▶ [Problem statement]
Retype the full set of records. Keep every character identical.
+++ Data excerpts +++
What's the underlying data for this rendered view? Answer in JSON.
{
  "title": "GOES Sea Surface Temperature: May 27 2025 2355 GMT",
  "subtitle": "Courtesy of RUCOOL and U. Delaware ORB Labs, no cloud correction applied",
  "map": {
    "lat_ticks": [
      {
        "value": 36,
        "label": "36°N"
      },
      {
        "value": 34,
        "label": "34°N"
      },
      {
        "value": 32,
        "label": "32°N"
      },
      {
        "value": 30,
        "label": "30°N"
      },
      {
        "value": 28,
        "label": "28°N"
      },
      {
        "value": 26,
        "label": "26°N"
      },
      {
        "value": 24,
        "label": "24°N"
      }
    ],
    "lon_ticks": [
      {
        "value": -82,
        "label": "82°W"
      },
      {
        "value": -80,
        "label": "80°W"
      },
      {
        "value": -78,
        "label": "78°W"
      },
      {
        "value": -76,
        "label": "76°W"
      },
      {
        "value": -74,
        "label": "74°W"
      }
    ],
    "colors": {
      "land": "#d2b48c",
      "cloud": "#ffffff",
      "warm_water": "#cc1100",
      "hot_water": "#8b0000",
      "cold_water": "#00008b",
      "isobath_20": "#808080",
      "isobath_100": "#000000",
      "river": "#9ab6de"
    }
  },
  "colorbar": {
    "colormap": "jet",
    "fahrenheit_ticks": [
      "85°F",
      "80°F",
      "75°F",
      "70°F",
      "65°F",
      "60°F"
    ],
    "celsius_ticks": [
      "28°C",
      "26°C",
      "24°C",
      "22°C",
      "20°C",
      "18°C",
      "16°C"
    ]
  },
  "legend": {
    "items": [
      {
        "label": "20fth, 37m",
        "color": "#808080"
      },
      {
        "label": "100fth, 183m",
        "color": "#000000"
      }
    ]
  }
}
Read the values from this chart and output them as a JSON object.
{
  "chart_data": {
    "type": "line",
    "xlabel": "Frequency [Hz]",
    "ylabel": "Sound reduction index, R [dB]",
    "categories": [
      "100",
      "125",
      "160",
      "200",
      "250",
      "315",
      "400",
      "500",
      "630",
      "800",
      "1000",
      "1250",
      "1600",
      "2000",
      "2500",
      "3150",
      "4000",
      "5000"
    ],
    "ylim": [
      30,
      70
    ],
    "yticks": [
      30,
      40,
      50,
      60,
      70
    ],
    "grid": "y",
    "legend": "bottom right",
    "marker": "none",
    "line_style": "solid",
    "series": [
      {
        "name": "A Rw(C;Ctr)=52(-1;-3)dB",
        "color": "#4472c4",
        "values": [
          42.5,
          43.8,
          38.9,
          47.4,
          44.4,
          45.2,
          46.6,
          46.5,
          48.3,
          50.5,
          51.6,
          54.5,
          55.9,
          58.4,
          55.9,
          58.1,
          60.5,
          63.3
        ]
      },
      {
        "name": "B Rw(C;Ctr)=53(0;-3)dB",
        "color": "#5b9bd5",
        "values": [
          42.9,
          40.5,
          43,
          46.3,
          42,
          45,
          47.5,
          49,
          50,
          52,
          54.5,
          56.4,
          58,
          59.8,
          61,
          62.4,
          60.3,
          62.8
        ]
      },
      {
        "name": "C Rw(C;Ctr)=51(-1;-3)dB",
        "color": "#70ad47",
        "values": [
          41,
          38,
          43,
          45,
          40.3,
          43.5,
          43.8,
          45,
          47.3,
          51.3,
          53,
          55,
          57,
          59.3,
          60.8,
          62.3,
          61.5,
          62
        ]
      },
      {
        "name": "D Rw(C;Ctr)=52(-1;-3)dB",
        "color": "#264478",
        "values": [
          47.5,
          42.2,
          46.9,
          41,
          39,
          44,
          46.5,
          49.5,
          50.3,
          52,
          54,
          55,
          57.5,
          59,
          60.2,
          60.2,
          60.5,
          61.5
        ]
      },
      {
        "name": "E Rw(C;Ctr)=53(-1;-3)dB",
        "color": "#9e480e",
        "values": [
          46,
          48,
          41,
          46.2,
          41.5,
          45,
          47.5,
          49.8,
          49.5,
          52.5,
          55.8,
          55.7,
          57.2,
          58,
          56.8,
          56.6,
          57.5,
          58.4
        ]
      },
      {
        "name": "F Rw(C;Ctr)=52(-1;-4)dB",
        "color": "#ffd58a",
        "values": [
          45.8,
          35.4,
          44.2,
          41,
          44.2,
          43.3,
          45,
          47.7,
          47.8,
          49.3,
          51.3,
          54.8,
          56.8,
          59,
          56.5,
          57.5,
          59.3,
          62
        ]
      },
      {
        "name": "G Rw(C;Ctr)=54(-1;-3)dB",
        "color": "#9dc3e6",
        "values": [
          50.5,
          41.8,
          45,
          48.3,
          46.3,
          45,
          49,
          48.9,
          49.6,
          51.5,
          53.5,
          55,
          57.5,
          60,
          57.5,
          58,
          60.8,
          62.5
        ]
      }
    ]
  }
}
+++
▶ [Solution for this problem]
What's the underlying data for this rendered view? Answer in JSON.
{
  "title": "GOES Sea Surface Temperature: May 27 2025 2355 GMT",
  "subtitle": "Courtesy of RUCOOL and U. Delaware ORB Labs, no cloud correction applied",
  "map": {
    "lat_ticks": [
      {
        "value": 36,
        "label": "36°N"
      },
      {
        "value": 34,
        "label": "34°N"
      },
      {
        "value": 32,
        "label": "32°N"
      },
      {
        "value": 30,
        "label": "30°N"
      },
      {
        "value": 28,
        "label": "28°N"
      },
      {
        "value": 26,
        "label": "26°N"
      },
      {
        "value": 24,
        "label": "24°N"
      }
    ],
    "lon_ticks": [
      {
        "value": -82,
        "label": "82°W"
      },
      {
        "value": -80,
        "label": "80°W"
      },
      {
        "value": -78,
        "label": "78°W"
      },
      {
        "value": -76,
        "label": "76°W"
      },
      {
        "value": -74,
        "label": "74°W"
      }
    ],
    "colors": {
      "land": "#d2b48c",
      "cloud": "#ffffff",
      "warm_water": "#cc1100",
      "hot_water": "#8b0000",
      "cold_water": "#00008b",
      "isobath_20": "#808080",
      "isobath_100": "#000000",
      "river": "#9ab6de"
    }
  },
  "colorbar": {
    "colormap": "jet",
    "fahrenheit_ticks": [
      "85°F",
      "80°F",
      "75°F",
      "70°F",
      "65°F",
      "60°F"
    ],
    "celsius_ticks": [
      "28°C",
      "26°C",
      "24°C",
      "22°C",
      "20°C",
      "18°C",
      "16°C"
    ]
  },
  "legend": {
    "items": [
      {
        "label": "20fth, 37m",
        "color": "#808080"
      },
      {
        "label": "100fth, 183m",
        "color": "#000000"
      }
    ]
  }
}
Read the values from this chart and output them as a JSON object.
{
  "chart_data": {
    "type": "line",
    "xlabel": "Frequency [Hz]",
    "ylabel": "Sound reduction index, R [dB]",
    "categories": [
      "100",
      "125",
      "160",
      "200",
      "250",
      "315",
      "400",
      "500",
      "630",
      "800",
      "1000",
      "1250",
      "1600",
      "2000",
      "2500",
      "3150",
      "4000",
      "5000"
    ],
    "ylim": [
      30,
      70
    ],
    "yticks": [
      30,
      40,
      50,
      60,
      70
    ],
    "grid": "y",
    "legend": "bottom right",
    "marker": "none",
    "line_style": "solid",
    "series": [
      {
        "name": "A Rw(C;Ctr)=52(-1;-3)dB",
        "color": "#4472c4",
        "values": [
          42.5,
          43.8,
          38.9,
          47.4,
          44.4,
          45.2,
          46.6,
          46.5,
          48.3,
          50.5,
          51.6,
          54.5,
          55.9,
          58.4,
          55.9,
          58.1,
          60.5,
          63.3
        ]
      },
      {
        "name": "B Rw(C;Ctr)=53(0;-3)dB",
        "color": "#5b9bd5",
        "values": [
          42.9,
          40.5,
          43,
          46.3,
          42,
          45,
          47.5,
          49,
          50,
          52,
          54.5,
          56.4,
          58,
          59.8,
          61,
          62.4,
          60.3,
          62.8
        ]
      },
      {
        "name": "C Rw(C;Ctr)=51(-1;-3)dB",
        "color": "#70ad47",
        "values": [
          41,
          38,
          43,
          45,
          40.3,
          43.5,
          43.8,
          45,
          47.3,
          51.3,
          53,
          55,
          57,
          59.3,
          60.8,
          62.3,
          61.5,
          62
        ]
      },
      {
        "name": "D Rw(C;Ctr)=52(-1;-3)dB",
        "color": "#264478",
        "values": [
          47.5,
          42.2,
          46.9,
          41,
          39,
          44,
          46.5,
          49.5,
          50.3,
          52,
          54,
          55,
          57.5,
          59,
          60.2,
          60.2,
          60.5,
          61.5
        ]
      },
      {
        "name": "E Rw(C;Ctr)=53(-1;-3)dB",
        "color": "#9e480e",
        "values": [
          46,
          48,
          41,
          46.2,
          41.5,
          45,
          47.5,
          49.8,
          49.5,
          52.5,
          55.8,
          55.7,
          57.2,
          58,
          56.8,
          56.6,
          57.5,
          58.4
        ]
      },
      {
        "name": "F Rw(C;Ctr)=52(-1;-4)dB",
        "color": "#ffd58a",
        "values": [
          45.8,
          35.4,
          44.2,
          41,
          44.2,
          43.3,
          45,
          47.7,
          47.8,
          49.3,
          51.3,
          54.8,
          56.8,
          59,
          56.5,
          57.5,
          59.3,
          62
        ]
      },
      {
        "name": "G Rw(C;Ctr)=54(-1;-3)dB",
        "color": "#9dc3e6",
        "values": [
          50.5,
          41.8,
          45,
          48.3,
          46.3,
          45,
          49,
          48.9,
          49.6,
          51.5,
          53.5,
          55,
          57.5,
          60,
          57.5,
          58,
          60.8,
          62.5
        ]
      }
    ]
  }
}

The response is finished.